### WRITTEN TASK
Show every line in the entries below where the word "this" appears.

### SOURCE DATA

• • •

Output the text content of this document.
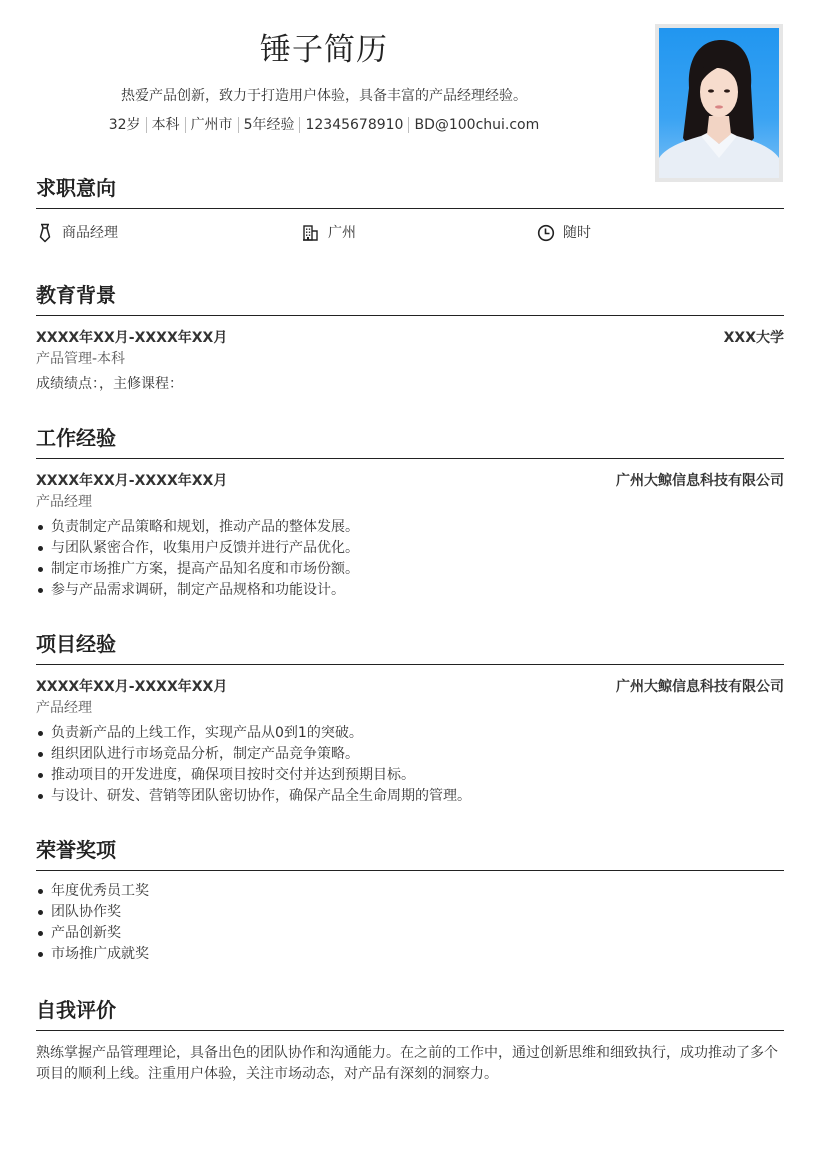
锤子简历
热爱产品创新，致力于打造用户体验，具备丰富的产品经理经验。
32岁 本科 广州市 5年经验 12345678910 BD@100chui.com
求职意向
商品经理	广州	随时
教育背景
XXXX年XX月-XXXX年XX月	XXX大学
产品管理-本科
成绩绩点：，主修课程：
工作经验
XXXX年XX月-XXXX年XX月	广州大鲸信息科技有限公司
产品经理
负责制定产品策略和规划，推动产品的整体发展。
与团队紧密合作，收集用户反馈并进行产品优化。
制定市场推广方案，提高产品知名度和市场份额。
参与产品需求调研，制定产品规格和功能设计。
项目经验
XXXX年XX月-XXXX年XX月	广州大鲸信息科技有限公司
产品经理
负责新产品的上线工作，实现产品从0到1的突破。
组织团队进行市场竞品分析，制定产品竞争策略。
推动项目的开发进度，确保项目按时交付并达到预期目标。
与设计、研发、营销等团队密切协作，确保产品全生命周期的管理。
荣誉奖项
年度优秀员工奖
团队协作奖
产品创新奖
市场推广成就奖
自我评价

熟练掌握产品管理理论，具备出色的团队协作和沟通能力。在之前的工作中，通过创新思维和细致执行，成功推动了多个项目的顺利上线。注重用户体验，关注市场动态，对产品有深刻的洞察力。
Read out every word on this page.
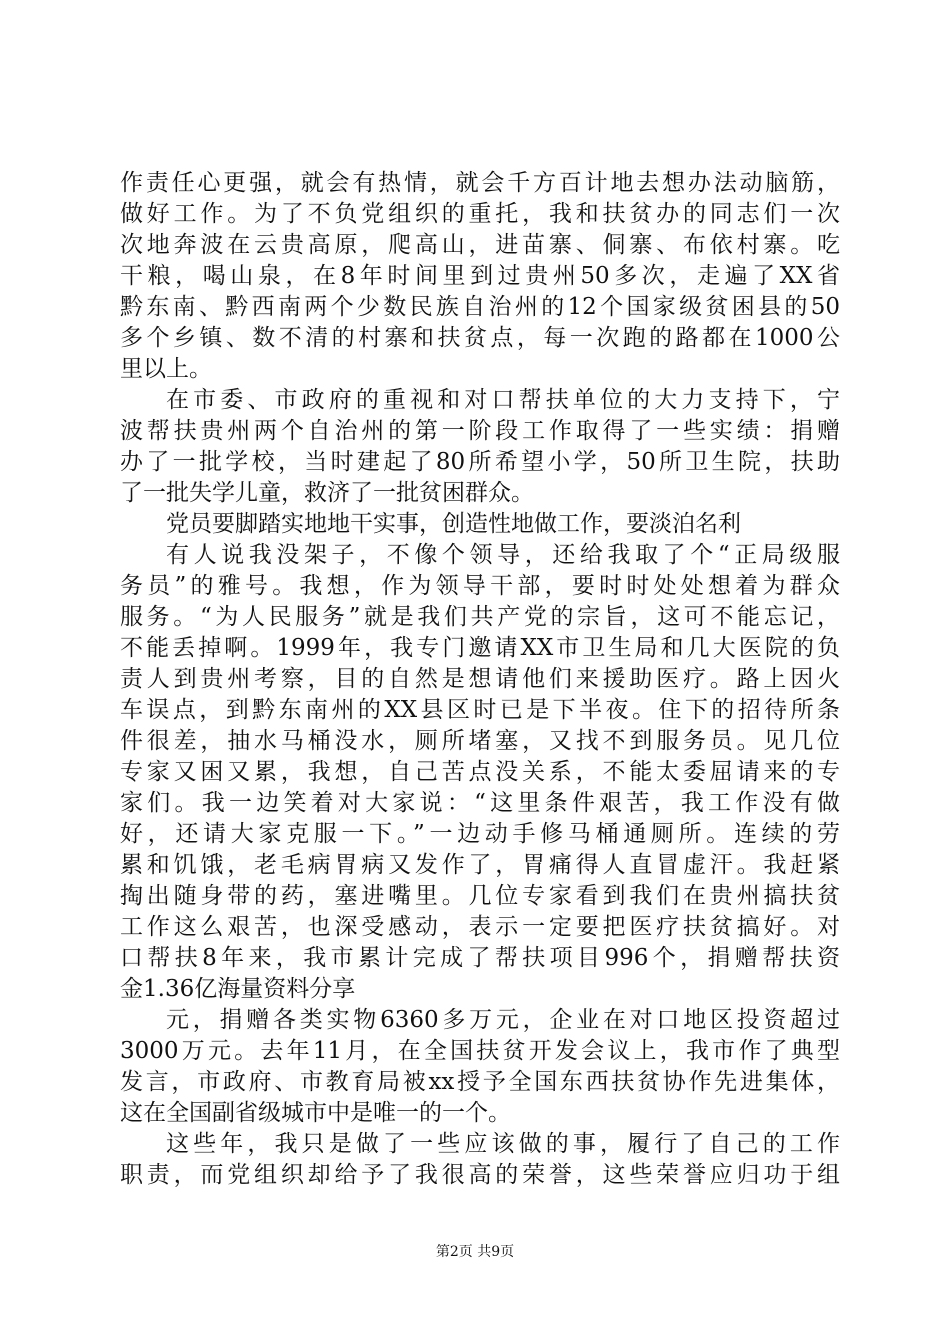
作责任心更强，就会有热情，就会千方百计地去想办法动脑筋，
做好工作。为了不负党组织的重托，我和扶贫办的同志们一次
次地奔波在云贵高原，爬高山，进苗寨、侗寨、布依村寨。吃
干粮，喝山泉，在8年时间里到过贵州50多次，走遍了XX省
黔东南、黔西南两个少数民族自治州的12个国家级贫困县的50
多个乡镇、数不清的村寨和扶贫点，每一次跑的路都在1000公
里以上。
在市委、市政府的重视和对口帮扶单位的大力支持下，宁
波帮扶贵州两个自治州的第一阶段工作取得了一些实绩：捐赠
办了一批学校，当时建起了80所希望小学，50所卫生院，扶助
了一批失学儿童，救济了一批贫困群众。
党员要脚踏实地地干实事，创造性地做工作，要淡泊名利
有人说我没架子，不像个领导，还给我取了个“正局级服
务员”的雅号。我想，作为领导干部，要时时处处想着为群众
服务。“为人民服务”就是我们共产党的宗旨，这可不能忘记，
不能丢掉啊。1999年，我专门邀请XX市卫生局和几大医院的负
责人到贵州考察，目的自然是想请他们来援助医疗。路上因火
车误点，到黔东南州的XX县区时已是下半夜。住下的招待所条
件很差，抽水马桶没水，厕所堵塞，又找不到服务员。见几位
专家又困又累，我想，自己苦点没关系，不能太委屈请来的专
家们。我一边笑着对大家说：“这里条件艰苦，我工作没有做
好，还请大家克服一下。”一边动手修马桶通厕所。连续的劳
累和饥饿，老毛病胃病又发作了，胃痛得人直冒虚汗。我赶紧
掏出随身带的药，塞进嘴里。几位专家看到我们在贵州搞扶贫
工作这么艰苦，也深受感动，表示一定要把医疗扶贫搞好。对
口帮扶8年来，我市累计完成了帮扶项目996个，捐赠帮扶资
金1.36亿海量资料分享
元，捐赠各类实物6360多万元，企业在对口地区投资超过
3000万元。去年11月，在全国扶贫开发会议上，我市作了典型
发言，市政府、市教育局被xx授予全国东西扶贫协作先进集体，
这在全国副省级城市中是唯一的一个。
这些年，我只是做了一些应该做的事，履行了自己的工作
职责，而党组织却给予了我很高的荣誉，这些荣誉应归功于组
第2页 共9页
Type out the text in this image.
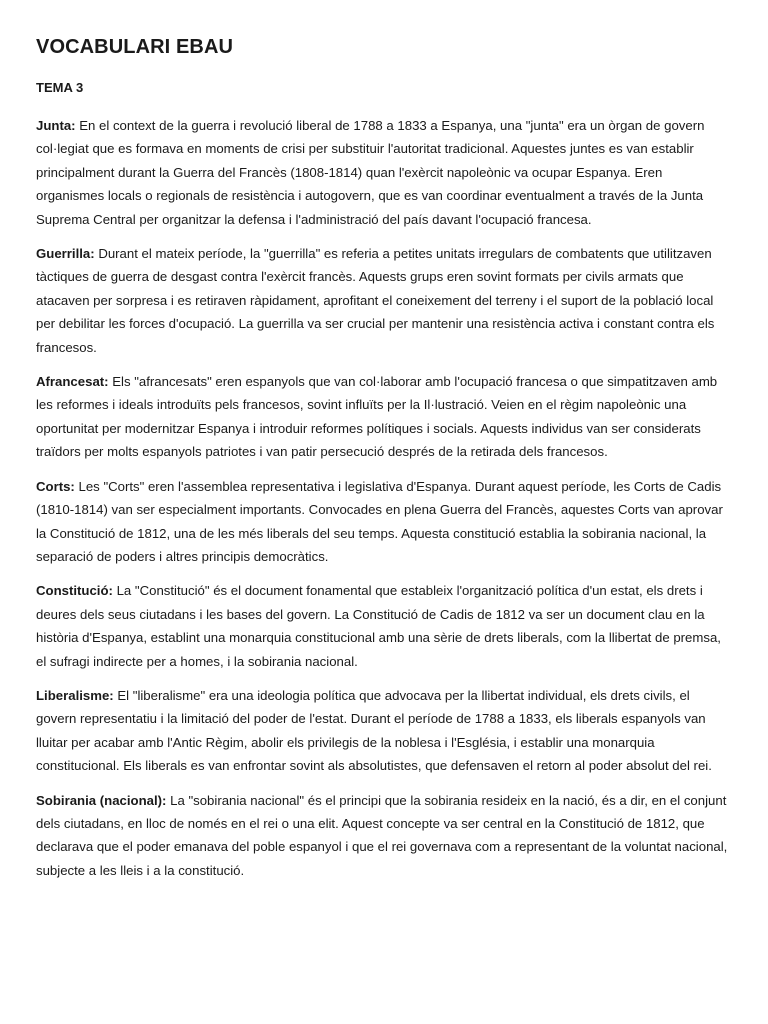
VOCABULARI EBAU
TEMA 3

Junta: En el context de la guerra i revolució liberal de 1788 a 1833 a Espanya, una "junta" era un òrgan de govern col·legiat que es formava en moments de crisi per substituir l'autoritat tradicional. Aquestes juntes es van establir principalment durant la Guerra del Francès (1808-1814) quan l'exèrcit napoleònic va ocupar Espanya. Eren organismes locals o regionals de resistència i autogovern, que es van coordinar eventualment a través de la Junta Suprema Central per organitzar la defensa i l'administració del país davant l'ocupació francesa.

Guerrilla: Durant el mateix període, la "guerrilla" es referia a petites unitats irregulars de combatents que utilitzaven tàctiques de guerra de desgast contra l'exèrcit francès. Aquests grups eren sovint formats per civils armats que atacaven per sorpresa i es retiraven ràpidament, aprofitant el coneixement del terreny i el suport de la població local per debilitar les forces d'ocupació. La guerrilla va ser crucial per mantenir una resistència activa i constant contra els francesos.

Afrancesat: Els "afrancesats" eren espanyols que van col·laborar amb l'ocupació francesa o que simpatitzaven amb les reformes i ideals introduïts pels francesos, sovint influïts per la Il·lustració. Veien en el règim napoleònic una oportunitat per modernitzar Espanya i introduir reformes polítiques i socials. Aquests individus van ser considerats traïdors per molts espanyols patriotes i van patir persecució després de la retirada dels francesos.

Corts: Les "Corts" eren l'assemblea representativa i legislativa d'Espanya. Durant aquest període, les Corts de Cadis (1810-1814) van ser especialment importants. Convocades en plena Guerra del Francès, aquestes Corts van aprovar la Constitució de 1812, una de les més liberals del seu temps. Aquesta constitució establia la sobirania nacional, la separació de poders i altres principis democràtics.

Constitució: La "Constitució" és el document fonamental que estableix l'organització política d'un estat, els drets i deures dels seus ciutadans i les bases del govern. La Constitució de Cadis de 1812 va ser un document clau en la història d'Espanya, establint una monarquia constitucional amb una sèrie de drets liberals, com la llibertat de premsa, el sufragi indirecte per a homes, i la sobirania nacional.

Liberalisme: El "liberalisme" era una ideologia política que advocava per la llibertat individual, els drets civils, el govern representatiu i la limitació del poder de l'estat. Durant el període de 1788 a 1833, els liberals espanyols van lluitar per acabar amb l'Antic Règim, abolir els privilegis de la noblesa i l'Església, i establir una monarquia constitucional. Els liberals es van enfrontar sovint als absolutistes, que defensaven el retorn al poder absolut del rei.

Sobirania (nacional): La "sobirania nacional" és el principi que la sobirania resideix en la nació, és a dir, en el conjunt dels ciutadans, en lloc de només en el rei o una elit. Aquest concepte va ser central en la Constitució de 1812, que declarava que el poder emanava del poble espanyol i que el rei governava com a representant de la voluntat nacional, subjecte a les lleis i a la constitució.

• • •

### FULL SOLUTION
Output the text content of this document.
Read out every word on this page.
Type out the text in this image.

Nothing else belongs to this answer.